» Set task
Copy all lines in which the word "Tspin" can be found.

## START Extracted records

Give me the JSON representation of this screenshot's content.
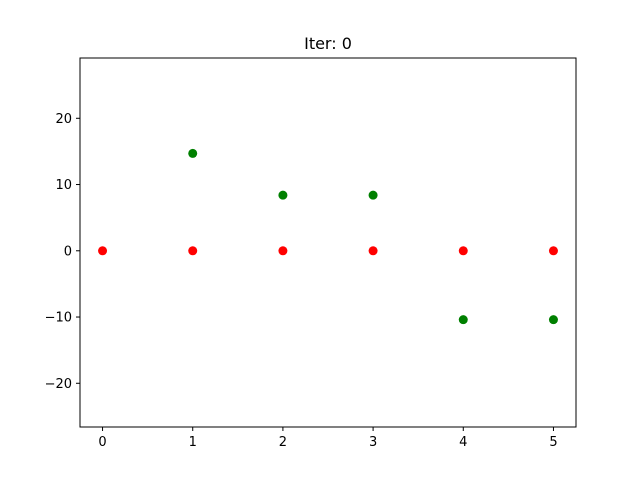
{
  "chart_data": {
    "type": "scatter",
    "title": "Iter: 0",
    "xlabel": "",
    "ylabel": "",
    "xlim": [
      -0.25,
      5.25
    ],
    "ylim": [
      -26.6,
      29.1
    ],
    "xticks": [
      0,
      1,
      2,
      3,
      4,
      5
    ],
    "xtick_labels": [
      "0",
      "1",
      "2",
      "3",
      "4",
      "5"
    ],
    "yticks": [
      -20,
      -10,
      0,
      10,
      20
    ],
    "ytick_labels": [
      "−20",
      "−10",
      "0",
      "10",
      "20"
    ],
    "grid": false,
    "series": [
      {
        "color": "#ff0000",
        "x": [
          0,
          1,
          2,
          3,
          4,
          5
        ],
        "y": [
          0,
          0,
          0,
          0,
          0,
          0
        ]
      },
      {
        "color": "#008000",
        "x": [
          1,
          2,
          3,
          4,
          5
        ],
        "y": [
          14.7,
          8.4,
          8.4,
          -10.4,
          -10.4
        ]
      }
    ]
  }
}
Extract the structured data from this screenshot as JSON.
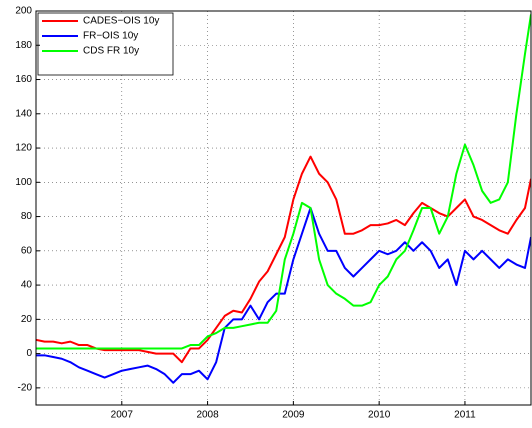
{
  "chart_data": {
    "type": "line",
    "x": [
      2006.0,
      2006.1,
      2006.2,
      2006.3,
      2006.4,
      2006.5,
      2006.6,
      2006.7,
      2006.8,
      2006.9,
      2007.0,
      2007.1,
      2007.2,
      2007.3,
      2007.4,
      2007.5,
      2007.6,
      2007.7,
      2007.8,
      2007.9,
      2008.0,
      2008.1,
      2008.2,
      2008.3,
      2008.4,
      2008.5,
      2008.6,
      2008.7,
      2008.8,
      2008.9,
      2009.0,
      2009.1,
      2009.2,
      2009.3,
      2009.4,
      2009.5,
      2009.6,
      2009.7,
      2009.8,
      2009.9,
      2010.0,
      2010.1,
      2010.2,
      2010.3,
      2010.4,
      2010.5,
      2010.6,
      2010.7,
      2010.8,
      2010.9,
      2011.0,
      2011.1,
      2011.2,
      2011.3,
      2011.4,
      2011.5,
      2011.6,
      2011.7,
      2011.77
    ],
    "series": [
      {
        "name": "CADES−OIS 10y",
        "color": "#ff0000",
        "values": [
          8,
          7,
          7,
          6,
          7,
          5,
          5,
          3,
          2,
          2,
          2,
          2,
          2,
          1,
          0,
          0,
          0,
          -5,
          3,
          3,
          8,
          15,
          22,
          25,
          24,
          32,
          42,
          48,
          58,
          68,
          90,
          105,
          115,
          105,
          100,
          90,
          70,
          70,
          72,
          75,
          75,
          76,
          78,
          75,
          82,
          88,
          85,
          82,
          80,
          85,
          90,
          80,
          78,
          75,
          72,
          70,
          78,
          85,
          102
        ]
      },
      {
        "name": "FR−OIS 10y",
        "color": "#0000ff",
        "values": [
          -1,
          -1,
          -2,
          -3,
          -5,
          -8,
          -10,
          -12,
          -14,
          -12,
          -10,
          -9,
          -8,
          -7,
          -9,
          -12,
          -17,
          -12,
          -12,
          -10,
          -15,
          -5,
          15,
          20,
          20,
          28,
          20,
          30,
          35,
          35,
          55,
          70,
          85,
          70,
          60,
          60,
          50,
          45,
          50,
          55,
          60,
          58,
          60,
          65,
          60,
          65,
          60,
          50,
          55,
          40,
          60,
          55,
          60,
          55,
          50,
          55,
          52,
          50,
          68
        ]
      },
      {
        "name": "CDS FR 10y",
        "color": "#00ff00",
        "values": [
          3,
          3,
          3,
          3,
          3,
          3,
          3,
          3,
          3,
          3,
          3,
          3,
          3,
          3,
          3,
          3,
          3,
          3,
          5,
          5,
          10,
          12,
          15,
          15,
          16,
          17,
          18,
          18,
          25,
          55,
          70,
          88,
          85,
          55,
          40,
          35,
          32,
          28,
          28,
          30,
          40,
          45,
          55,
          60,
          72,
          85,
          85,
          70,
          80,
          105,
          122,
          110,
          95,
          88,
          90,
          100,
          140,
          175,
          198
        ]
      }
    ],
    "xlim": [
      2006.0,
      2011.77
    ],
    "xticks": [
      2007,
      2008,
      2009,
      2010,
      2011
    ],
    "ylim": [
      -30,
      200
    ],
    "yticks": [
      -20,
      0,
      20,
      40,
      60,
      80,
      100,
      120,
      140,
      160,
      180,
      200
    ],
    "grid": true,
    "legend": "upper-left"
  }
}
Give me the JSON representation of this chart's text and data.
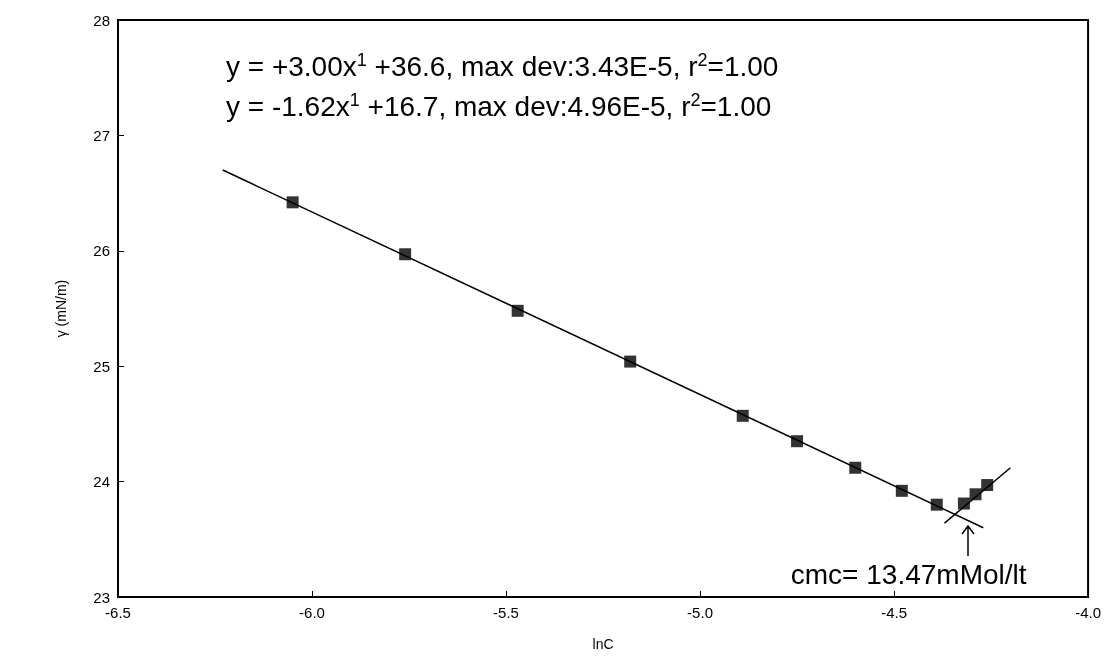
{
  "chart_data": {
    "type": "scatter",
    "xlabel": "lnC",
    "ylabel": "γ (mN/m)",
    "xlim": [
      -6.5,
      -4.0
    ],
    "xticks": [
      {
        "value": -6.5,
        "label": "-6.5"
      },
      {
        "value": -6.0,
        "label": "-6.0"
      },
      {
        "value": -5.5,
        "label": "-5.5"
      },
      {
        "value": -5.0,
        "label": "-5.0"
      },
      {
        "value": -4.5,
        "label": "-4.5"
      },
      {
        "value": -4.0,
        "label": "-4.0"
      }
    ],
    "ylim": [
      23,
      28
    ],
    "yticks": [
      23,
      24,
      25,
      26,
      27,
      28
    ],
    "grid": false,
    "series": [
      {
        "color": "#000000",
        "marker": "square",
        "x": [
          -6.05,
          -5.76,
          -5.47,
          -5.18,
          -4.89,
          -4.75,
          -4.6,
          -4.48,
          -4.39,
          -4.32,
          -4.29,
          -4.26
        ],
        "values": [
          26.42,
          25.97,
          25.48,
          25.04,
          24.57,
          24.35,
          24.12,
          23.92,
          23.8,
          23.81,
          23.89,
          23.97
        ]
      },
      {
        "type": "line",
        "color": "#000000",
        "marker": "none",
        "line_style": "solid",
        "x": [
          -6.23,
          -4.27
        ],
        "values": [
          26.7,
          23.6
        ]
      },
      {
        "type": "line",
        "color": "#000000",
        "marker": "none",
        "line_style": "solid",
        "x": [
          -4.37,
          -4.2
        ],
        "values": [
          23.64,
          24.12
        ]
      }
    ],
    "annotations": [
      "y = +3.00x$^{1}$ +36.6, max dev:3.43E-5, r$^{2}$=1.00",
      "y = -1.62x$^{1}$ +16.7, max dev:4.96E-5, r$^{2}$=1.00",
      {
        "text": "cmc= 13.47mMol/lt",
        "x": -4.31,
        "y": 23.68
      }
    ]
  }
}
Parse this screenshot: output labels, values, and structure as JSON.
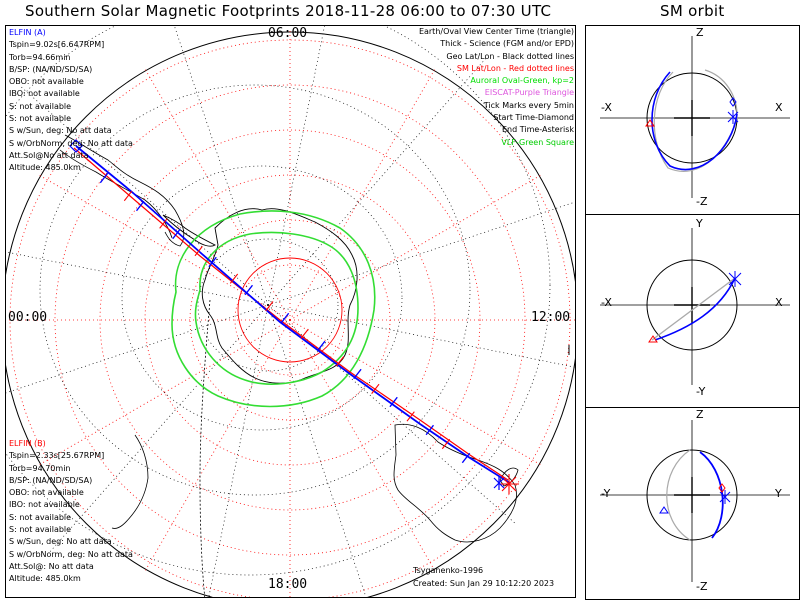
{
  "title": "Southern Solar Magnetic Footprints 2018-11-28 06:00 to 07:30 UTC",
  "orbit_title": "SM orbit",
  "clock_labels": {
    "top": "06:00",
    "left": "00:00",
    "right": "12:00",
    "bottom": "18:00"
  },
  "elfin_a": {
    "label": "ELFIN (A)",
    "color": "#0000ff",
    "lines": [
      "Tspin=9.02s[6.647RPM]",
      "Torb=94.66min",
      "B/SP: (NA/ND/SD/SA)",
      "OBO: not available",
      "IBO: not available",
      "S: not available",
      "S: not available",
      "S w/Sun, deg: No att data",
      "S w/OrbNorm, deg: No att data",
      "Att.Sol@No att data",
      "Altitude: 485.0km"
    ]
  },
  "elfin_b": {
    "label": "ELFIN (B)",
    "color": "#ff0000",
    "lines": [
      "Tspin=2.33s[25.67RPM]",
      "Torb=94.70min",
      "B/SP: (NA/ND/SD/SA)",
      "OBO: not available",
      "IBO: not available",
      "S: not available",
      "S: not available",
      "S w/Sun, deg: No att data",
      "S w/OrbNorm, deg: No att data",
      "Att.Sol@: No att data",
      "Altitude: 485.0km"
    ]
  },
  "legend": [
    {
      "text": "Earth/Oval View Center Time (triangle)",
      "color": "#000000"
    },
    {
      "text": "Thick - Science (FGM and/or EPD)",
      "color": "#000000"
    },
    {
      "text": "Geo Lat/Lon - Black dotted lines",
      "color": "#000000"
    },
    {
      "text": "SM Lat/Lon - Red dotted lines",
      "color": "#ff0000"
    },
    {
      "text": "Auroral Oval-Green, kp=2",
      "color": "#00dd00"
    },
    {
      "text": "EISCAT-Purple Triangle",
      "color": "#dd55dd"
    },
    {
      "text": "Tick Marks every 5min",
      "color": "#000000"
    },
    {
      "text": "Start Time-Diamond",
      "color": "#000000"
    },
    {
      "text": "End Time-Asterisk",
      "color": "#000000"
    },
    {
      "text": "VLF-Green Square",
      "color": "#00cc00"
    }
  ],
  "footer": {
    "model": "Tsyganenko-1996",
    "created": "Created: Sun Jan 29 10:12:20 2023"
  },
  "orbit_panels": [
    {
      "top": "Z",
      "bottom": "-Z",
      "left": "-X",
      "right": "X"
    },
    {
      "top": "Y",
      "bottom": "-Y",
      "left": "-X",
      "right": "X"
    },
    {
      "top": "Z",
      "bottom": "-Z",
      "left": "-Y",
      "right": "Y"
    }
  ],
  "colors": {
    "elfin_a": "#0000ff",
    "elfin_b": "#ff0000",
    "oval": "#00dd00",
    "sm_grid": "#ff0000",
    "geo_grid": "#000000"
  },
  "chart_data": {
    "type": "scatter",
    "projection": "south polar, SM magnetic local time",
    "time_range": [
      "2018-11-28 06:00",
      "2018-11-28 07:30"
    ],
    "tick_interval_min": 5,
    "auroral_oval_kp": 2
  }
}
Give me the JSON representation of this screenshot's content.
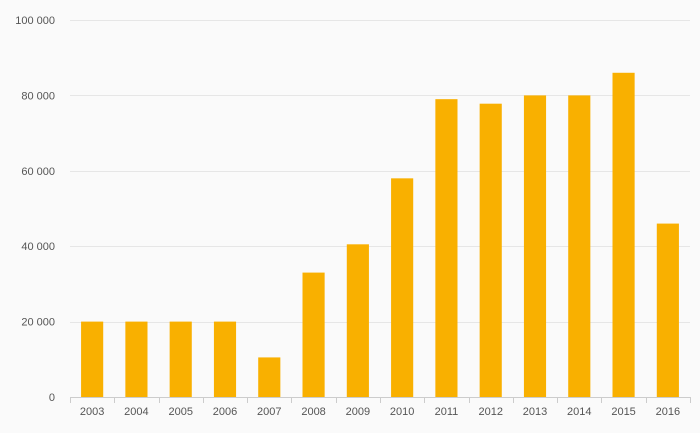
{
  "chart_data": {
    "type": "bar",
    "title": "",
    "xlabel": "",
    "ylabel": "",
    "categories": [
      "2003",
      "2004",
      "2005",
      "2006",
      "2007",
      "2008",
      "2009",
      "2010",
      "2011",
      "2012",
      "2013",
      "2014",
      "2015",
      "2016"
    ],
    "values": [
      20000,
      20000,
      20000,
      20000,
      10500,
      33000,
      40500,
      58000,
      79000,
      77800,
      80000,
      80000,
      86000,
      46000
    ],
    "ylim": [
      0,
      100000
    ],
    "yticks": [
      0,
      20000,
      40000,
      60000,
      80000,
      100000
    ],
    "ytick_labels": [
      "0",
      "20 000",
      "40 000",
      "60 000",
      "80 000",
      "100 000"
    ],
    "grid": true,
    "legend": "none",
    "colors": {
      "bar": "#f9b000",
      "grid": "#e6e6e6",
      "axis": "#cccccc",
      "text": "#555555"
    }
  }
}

## END Extracted records

» Solution to the problem
      "Tspin=9.02s[6.647RPM]",
      "Tspin=2.33s[25.67RPM]",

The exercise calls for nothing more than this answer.